A run of records:
□ □ □

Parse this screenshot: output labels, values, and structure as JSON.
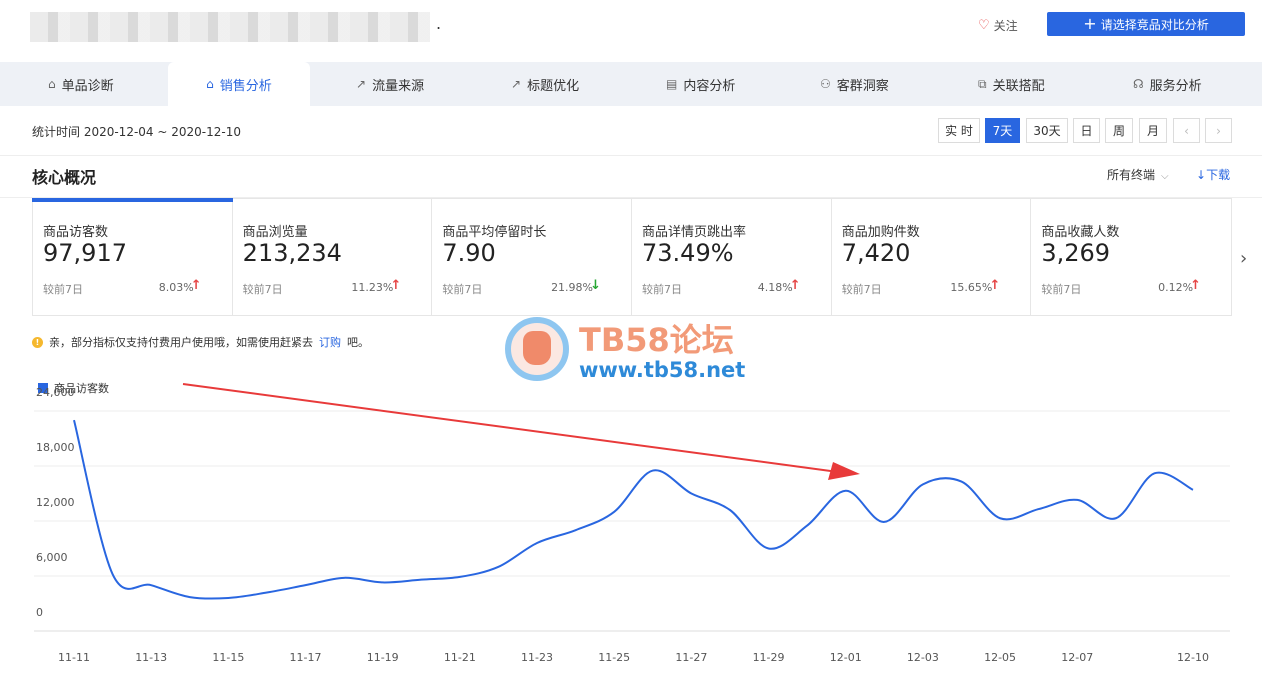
{
  "header": {
    "follow_label": "关注",
    "compare_label": "请选择竞品对比分析"
  },
  "tabs": [
    {
      "label": "单品诊断",
      "icon": "bag-icon"
    },
    {
      "label": "销售分析",
      "icon": "bag-icon"
    },
    {
      "label": "流量来源",
      "icon": "line-chart-icon"
    },
    {
      "label": "标题优化",
      "icon": "line-chart-icon"
    },
    {
      "label": "内容分析",
      "icon": "document-icon"
    },
    {
      "label": "客群洞察",
      "icon": "users-icon"
    },
    {
      "label": "关联搭配",
      "icon": "link-icon"
    },
    {
      "label": "服务分析",
      "icon": "headset-icon"
    }
  ],
  "active_tab": "销售分析",
  "datebar": {
    "stat_time": "统计时间 2020-12-04 ~ 2020-12-10",
    "periods": [
      "实 时",
      "7天",
      "30天",
      "日",
      "周",
      "月"
    ],
    "active_period": "7天",
    "prev_label": "‹",
    "next_label": "›"
  },
  "section": {
    "title": "核心概况",
    "terminal": "所有终端",
    "download": "下载"
  },
  "metrics": [
    {
      "title": "商品访客数",
      "value": "97,917",
      "compare": "较前7日",
      "pct": "8.03%",
      "trend": "up"
    },
    {
      "title": "商品浏览量",
      "value": "213,234",
      "compare": "较前7日",
      "pct": "11.23%",
      "trend": "up"
    },
    {
      "title": "商品平均停留时长",
      "value": "7.90",
      "compare": "较前7日",
      "pct": "21.98%",
      "trend": "down"
    },
    {
      "title": "商品详情页跳出率",
      "value": "73.49%",
      "compare": "较前7日",
      "pct": "4.18%",
      "trend": "up"
    },
    {
      "title": "商品加购件数",
      "value": "7,420",
      "compare": "较前7日",
      "pct": "15.65%",
      "trend": "up"
    },
    {
      "title": "商品收藏人数",
      "value": "3,269",
      "compare": "较前7日",
      "pct": "0.12%",
      "trend": "up"
    }
  ],
  "notice": {
    "text": "亲，部分指标仅支持付费用户使用哦，如需使用赶紧去",
    "link": "订购",
    "suffix": "吧。"
  },
  "watermark": {
    "line1": "TB58论坛",
    "line2": "www.tb58.net"
  },
  "colors": {
    "accent": "#2966e0",
    "up": "#e54545",
    "down": "#26a632",
    "annotation_arrow": "#e83a3a"
  },
  "chart_data": {
    "type": "line",
    "series": [
      {
        "name": "商品访客数",
        "x": [
          "11-11",
          "11-12",
          "11-13",
          "11-14",
          "11-15",
          "11-16",
          "11-17",
          "11-18",
          "11-19",
          "11-20",
          "11-21",
          "11-22",
          "11-23",
          "11-24",
          "11-25",
          "11-26",
          "11-27",
          "11-28",
          "11-29",
          "11-30",
          "12-01",
          "12-02",
          "12-03",
          "12-04",
          "12-05",
          "12-06",
          "12-07",
          "12-08",
          "12-09",
          "12-10"
        ],
        "values": [
          23000,
          6200,
          5000,
          3700,
          3600,
          4200,
          5000,
          5800,
          5300,
          5600,
          5900,
          7000,
          9600,
          11000,
          13000,
          17500,
          15000,
          13200,
          9000,
          11500,
          15300,
          11900,
          16000,
          16300,
          12300,
          13300,
          14300,
          12300,
          17200,
          15400
        ]
      }
    ],
    "x_tick_labels": [
      "11-11",
      "11-13",
      "11-15",
      "11-17",
      "11-19",
      "11-21",
      "11-23",
      "11-25",
      "11-27",
      "11-29",
      "12-01",
      "12-03",
      "12-05",
      "12-07",
      "12-10"
    ],
    "y_ticks": [
      0,
      6000,
      12000,
      18000,
      24000
    ],
    "y_tick_labels": [
      "0",
      "6,000",
      "12,000",
      "18,000",
      "24,000"
    ],
    "ylim": [
      0,
      24000
    ],
    "grid": true,
    "legend": "top-left"
  }
}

□ □ □

=== TASK BRIEF ===
Give an exact copy of the material, leaving out every picture.

=== ANSWER FOR THE TASK ===
Parse this screenshot: output labels, values, and structure as JSON.
{
  "header": {
    "follow_label": "关注",
    "compare_label": "请选择竞品对比分析"
  },
  "tabs": [
    {
      "label": "单品诊断",
      "icon": "bag-icon"
    },
    {
      "label": "销售分析",
      "icon": "bag-icon"
    },
    {
      "label": "流量来源",
      "icon": "line-chart-icon"
    },
    {
      "label": "标题优化",
      "icon": "line-chart-icon"
    },
    {
      "label": "内容分析",
      "icon": "document-icon"
    },
    {
      "label": "客群洞察",
      "icon": "users-icon"
    },
    {
      "label": "关联搭配",
      "icon": "link-icon"
    },
    {
      "label": "服务分析",
      "icon": "headset-icon"
    }
  ],
  "active_tab": "销售分析",
  "datebar": {
    "stat_time": "统计时间 2020-12-04 ~ 2020-12-10",
    "periods": [
      "实 时",
      "7天",
      "30天",
      "日",
      "周",
      "月"
    ],
    "active_period": "7天",
    "prev_label": "‹",
    "next_label": "›"
  },
  "section": {
    "title": "核心概况",
    "terminal": "所有终端",
    "download": "下载"
  },
  "metrics": [
    {
      "title": "商品访客数",
      "value": "97,917",
      "compare": "较前7日",
      "pct": "8.03%",
      "trend": "up"
    },
    {
      "title": "商品浏览量",
      "value": "213,234",
      "compare": "较前7日",
      "pct": "11.23%",
      "trend": "up"
    },
    {
      "title": "商品平均停留时长",
      "value": "7.90",
      "compare": "较前7日",
      "pct": "21.98%",
      "trend": "down"
    },
    {
      "title": "商品详情页跳出率",
      "value": "73.49%",
      "compare": "较前7日",
      "pct": "4.18%",
      "trend": "up"
    },
    {
      "title": "商品加购件数",
      "value": "7,420",
      "compare": "较前7日",
      "pct": "15.65%",
      "trend": "up"
    },
    {
      "title": "商品收藏人数",
      "value": "3,269",
      "compare": "较前7日",
      "pct": "0.12%",
      "trend": "up"
    }
  ],
  "notice": {
    "text": "亲，部分指标仅支持付费用户使用哦，如需使用赶紧去",
    "link": "订购",
    "suffix": "吧。"
  },
  "watermark": {
    "line1": "TB58论坛",
    "line2": "www.tb58.net"
  },
  "colors": {
    "accent": "#2966e0",
    "up": "#e54545",
    "down": "#26a632",
    "annotation_arrow": "#e83a3a"
  },
  "chart_data": {
    "type": "line",
    "series": [
      {
        "name": "商品访客数",
        "x": [
          "11-11",
          "11-12",
          "11-13",
          "11-14",
          "11-15",
          "11-16",
          "11-17",
          "11-18",
          "11-19",
          "11-20",
          "11-21",
          "11-22",
          "11-23",
          "11-24",
          "11-25",
          "11-26",
          "11-27",
          "11-28",
          "11-29",
          "11-30",
          "12-01",
          "12-02",
          "12-03",
          "12-04",
          "12-05",
          "12-06",
          "12-07",
          "12-08",
          "12-09",
          "12-10"
        ],
        "values": [
          23000,
          6200,
          5000,
          3700,
          3600,
          4200,
          5000,
          5800,
          5300,
          5600,
          5900,
          7000,
          9600,
          11000,
          13000,
          17500,
          15000,
          13200,
          9000,
          11500,
          15300,
          11900,
          16000,
          16300,
          12300,
          13300,
          14300,
          12300,
          17200,
          15400
        ]
      }
    ],
    "x_tick_labels": [
      "11-11",
      "11-13",
      "11-15",
      "11-17",
      "11-19",
      "11-21",
      "11-23",
      "11-25",
      "11-27",
      "11-29",
      "12-01",
      "12-03",
      "12-05",
      "12-07",
      "12-10"
    ],
    "y_ticks": [
      0,
      6000,
      12000,
      18000,
      24000
    ],
    "y_tick_labels": [
      "0",
      "6,000",
      "12,000",
      "18,000",
      "24,000"
    ],
    "ylim": [
      0,
      24000
    ],
    "grid": true,
    "legend": "top-left"
  }
}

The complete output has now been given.